MATERIAL SUPPLIED:
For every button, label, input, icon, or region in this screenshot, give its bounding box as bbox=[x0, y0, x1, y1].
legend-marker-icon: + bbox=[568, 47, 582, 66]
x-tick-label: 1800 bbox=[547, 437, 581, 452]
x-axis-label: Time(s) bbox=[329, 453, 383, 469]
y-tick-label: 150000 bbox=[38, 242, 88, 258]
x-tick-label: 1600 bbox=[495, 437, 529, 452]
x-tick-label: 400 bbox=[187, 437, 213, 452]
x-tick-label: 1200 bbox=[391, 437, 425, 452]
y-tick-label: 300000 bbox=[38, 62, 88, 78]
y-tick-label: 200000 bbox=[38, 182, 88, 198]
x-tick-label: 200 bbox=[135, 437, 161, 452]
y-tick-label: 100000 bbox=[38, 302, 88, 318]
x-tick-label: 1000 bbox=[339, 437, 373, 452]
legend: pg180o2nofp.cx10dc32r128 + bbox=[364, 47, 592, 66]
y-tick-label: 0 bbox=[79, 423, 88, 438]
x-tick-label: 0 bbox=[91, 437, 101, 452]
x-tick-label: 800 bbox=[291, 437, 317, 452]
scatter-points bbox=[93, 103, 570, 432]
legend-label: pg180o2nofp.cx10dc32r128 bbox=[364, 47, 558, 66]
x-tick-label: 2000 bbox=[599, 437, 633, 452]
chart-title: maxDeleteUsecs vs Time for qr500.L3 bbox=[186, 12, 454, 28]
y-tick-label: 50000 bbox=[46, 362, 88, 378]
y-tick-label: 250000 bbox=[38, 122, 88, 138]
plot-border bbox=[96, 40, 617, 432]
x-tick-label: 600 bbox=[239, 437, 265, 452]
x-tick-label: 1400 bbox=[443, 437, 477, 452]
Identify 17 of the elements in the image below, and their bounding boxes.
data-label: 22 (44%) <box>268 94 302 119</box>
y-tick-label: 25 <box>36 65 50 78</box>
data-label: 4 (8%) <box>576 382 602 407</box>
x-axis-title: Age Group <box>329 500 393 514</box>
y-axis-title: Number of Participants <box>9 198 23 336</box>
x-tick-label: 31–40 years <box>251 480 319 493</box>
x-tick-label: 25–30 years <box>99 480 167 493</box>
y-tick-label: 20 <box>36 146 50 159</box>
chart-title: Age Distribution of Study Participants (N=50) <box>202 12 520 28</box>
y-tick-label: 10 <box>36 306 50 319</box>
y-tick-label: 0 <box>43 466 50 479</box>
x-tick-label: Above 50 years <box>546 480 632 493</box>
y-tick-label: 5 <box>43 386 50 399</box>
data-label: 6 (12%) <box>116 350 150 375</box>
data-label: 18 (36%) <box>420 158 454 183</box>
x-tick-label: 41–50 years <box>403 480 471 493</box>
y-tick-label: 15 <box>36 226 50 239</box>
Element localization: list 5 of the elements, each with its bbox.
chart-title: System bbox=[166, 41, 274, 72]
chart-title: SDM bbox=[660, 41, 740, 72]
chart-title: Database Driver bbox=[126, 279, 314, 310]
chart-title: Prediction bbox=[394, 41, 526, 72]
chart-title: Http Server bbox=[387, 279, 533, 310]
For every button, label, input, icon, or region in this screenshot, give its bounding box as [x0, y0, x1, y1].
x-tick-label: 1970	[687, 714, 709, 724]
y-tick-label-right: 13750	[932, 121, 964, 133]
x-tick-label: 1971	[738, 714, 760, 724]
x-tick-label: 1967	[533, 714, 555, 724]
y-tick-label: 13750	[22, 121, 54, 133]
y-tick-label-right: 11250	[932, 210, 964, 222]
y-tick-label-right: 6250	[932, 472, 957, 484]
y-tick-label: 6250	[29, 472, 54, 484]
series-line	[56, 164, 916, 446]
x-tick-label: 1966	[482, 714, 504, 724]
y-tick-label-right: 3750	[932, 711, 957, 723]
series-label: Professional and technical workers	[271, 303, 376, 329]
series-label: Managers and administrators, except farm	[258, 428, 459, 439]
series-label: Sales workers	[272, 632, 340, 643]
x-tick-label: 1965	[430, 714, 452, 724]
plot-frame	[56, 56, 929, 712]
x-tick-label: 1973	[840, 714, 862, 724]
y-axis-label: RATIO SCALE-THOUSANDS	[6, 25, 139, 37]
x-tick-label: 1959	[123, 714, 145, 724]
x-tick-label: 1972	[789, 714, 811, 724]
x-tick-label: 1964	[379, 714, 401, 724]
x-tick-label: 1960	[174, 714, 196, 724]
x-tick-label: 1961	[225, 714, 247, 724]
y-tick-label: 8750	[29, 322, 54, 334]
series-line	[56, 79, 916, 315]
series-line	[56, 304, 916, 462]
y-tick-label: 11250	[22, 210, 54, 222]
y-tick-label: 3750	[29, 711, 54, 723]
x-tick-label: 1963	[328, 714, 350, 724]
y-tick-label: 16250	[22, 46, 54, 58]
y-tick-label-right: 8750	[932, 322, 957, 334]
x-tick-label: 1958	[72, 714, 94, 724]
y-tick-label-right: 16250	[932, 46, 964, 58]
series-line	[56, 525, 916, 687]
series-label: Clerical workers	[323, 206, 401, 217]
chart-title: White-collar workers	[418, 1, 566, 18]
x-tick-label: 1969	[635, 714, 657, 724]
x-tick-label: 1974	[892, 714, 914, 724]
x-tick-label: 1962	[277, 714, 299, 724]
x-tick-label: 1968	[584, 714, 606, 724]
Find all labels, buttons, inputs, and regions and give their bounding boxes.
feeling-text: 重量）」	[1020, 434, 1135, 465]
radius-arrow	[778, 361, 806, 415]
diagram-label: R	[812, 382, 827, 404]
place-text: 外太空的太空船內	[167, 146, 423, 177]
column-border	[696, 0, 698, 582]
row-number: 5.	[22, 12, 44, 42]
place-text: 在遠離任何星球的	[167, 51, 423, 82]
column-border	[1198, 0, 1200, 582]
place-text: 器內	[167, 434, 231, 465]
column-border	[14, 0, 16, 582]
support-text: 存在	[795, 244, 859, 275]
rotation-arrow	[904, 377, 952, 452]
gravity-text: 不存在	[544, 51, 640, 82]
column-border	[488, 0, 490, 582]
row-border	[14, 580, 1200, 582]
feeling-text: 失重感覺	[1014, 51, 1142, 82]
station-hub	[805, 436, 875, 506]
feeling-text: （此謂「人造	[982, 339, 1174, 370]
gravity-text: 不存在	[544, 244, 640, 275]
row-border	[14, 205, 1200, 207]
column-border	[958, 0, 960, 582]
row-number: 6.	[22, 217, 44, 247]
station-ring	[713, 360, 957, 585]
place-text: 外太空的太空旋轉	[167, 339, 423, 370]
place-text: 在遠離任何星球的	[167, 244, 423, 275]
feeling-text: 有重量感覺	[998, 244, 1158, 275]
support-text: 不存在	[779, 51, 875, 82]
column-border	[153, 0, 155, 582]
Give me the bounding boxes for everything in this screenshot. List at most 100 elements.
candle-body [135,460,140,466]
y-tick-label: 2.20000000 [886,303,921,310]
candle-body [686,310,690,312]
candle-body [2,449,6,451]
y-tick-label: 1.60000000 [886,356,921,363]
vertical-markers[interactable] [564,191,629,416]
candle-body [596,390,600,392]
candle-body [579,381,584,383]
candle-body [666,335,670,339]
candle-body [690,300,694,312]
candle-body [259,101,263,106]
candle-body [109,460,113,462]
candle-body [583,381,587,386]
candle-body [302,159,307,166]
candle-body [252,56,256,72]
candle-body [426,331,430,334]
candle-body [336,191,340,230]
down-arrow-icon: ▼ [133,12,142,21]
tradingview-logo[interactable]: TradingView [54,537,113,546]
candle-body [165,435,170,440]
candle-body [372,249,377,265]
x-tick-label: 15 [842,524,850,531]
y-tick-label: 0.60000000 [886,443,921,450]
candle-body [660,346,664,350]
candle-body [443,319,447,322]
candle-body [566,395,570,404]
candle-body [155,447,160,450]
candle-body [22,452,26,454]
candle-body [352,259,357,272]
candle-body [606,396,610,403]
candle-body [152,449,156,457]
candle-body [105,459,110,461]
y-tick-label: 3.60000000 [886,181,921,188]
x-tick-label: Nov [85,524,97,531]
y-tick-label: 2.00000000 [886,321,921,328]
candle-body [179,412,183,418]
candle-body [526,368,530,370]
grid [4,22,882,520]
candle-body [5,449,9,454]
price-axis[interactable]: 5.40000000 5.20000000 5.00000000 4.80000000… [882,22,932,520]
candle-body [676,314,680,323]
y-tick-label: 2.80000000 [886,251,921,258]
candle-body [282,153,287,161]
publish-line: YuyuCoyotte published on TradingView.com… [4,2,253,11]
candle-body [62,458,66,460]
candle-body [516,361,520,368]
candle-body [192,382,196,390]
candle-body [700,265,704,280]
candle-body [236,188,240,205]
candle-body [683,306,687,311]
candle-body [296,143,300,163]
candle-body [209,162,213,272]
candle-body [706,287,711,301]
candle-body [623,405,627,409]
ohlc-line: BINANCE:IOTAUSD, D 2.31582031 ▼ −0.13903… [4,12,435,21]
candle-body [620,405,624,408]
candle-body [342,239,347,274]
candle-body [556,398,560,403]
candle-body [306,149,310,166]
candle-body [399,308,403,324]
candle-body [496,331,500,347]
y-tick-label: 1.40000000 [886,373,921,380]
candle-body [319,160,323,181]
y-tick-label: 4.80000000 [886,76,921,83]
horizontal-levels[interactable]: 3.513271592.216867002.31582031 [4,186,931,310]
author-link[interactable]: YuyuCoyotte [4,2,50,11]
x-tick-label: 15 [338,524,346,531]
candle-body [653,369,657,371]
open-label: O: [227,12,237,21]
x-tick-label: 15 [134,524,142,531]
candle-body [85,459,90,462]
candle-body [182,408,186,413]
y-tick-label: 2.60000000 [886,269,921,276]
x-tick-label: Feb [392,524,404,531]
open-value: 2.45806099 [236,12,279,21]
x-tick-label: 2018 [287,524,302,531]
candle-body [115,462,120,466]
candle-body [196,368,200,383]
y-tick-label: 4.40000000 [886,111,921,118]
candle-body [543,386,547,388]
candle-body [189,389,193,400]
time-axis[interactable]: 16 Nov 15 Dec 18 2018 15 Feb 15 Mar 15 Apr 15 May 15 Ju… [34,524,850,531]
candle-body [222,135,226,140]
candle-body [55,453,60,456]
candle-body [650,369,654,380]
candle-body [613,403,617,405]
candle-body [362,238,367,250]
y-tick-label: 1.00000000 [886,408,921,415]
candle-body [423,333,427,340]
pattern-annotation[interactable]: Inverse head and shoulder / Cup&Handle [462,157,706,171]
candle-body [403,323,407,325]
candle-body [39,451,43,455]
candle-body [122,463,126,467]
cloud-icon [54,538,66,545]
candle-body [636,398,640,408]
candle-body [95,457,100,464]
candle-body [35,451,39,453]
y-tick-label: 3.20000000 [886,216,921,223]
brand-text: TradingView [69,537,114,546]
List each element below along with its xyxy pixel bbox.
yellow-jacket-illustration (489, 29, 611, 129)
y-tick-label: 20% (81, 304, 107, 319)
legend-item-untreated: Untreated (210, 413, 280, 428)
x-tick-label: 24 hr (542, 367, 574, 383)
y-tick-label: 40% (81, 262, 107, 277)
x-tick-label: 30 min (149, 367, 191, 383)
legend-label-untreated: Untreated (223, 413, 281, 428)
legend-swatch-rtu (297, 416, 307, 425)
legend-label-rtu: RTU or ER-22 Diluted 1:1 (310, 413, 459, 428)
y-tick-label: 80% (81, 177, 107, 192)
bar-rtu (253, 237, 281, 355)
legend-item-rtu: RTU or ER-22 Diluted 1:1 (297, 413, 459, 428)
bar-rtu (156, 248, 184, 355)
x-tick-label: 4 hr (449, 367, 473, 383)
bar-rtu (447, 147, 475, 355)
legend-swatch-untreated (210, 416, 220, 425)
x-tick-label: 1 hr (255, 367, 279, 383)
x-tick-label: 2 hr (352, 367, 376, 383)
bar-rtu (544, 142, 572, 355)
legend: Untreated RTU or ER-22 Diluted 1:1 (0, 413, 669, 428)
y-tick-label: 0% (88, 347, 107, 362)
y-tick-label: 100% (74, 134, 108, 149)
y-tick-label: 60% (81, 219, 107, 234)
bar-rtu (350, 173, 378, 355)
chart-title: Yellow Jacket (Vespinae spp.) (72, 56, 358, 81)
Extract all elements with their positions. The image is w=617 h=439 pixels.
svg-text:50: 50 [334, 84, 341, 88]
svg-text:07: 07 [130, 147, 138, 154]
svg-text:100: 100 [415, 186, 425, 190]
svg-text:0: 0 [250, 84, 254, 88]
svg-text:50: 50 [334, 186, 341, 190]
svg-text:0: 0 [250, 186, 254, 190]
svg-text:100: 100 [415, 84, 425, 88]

GIVEN TASK:
Please rewrite the material from its start through the line containing "x-tick-label: 200 bbox=[135, 437, 161, 452]", changing "Time(s)" to "Time (s)" and keeping everything else the same. Return only those lines.

SOLUTION FOR THIS TASK:
For every button, label, input, icon, or region in this screenshot, give its bounding box as bbox=[x0, y0, x1, y1].
legend-marker-icon: + bbox=[568, 47, 582, 66]
x-tick-label: 1800 bbox=[547, 437, 581, 452]
x-axis-label: Time (s) bbox=[329, 453, 383, 469]
y-tick-label: 150000 bbox=[38, 242, 88, 258]
x-tick-label: 1600 bbox=[495, 437, 529, 452]
x-tick-label: 400 bbox=[187, 437, 213, 452]
x-tick-label: 1200 bbox=[391, 437, 425, 452]
y-tick-label: 300000 bbox=[38, 62, 88, 78]
y-tick-label: 200000 bbox=[38, 182, 88, 198]
x-tick-label: 200 bbox=[135, 437, 161, 452]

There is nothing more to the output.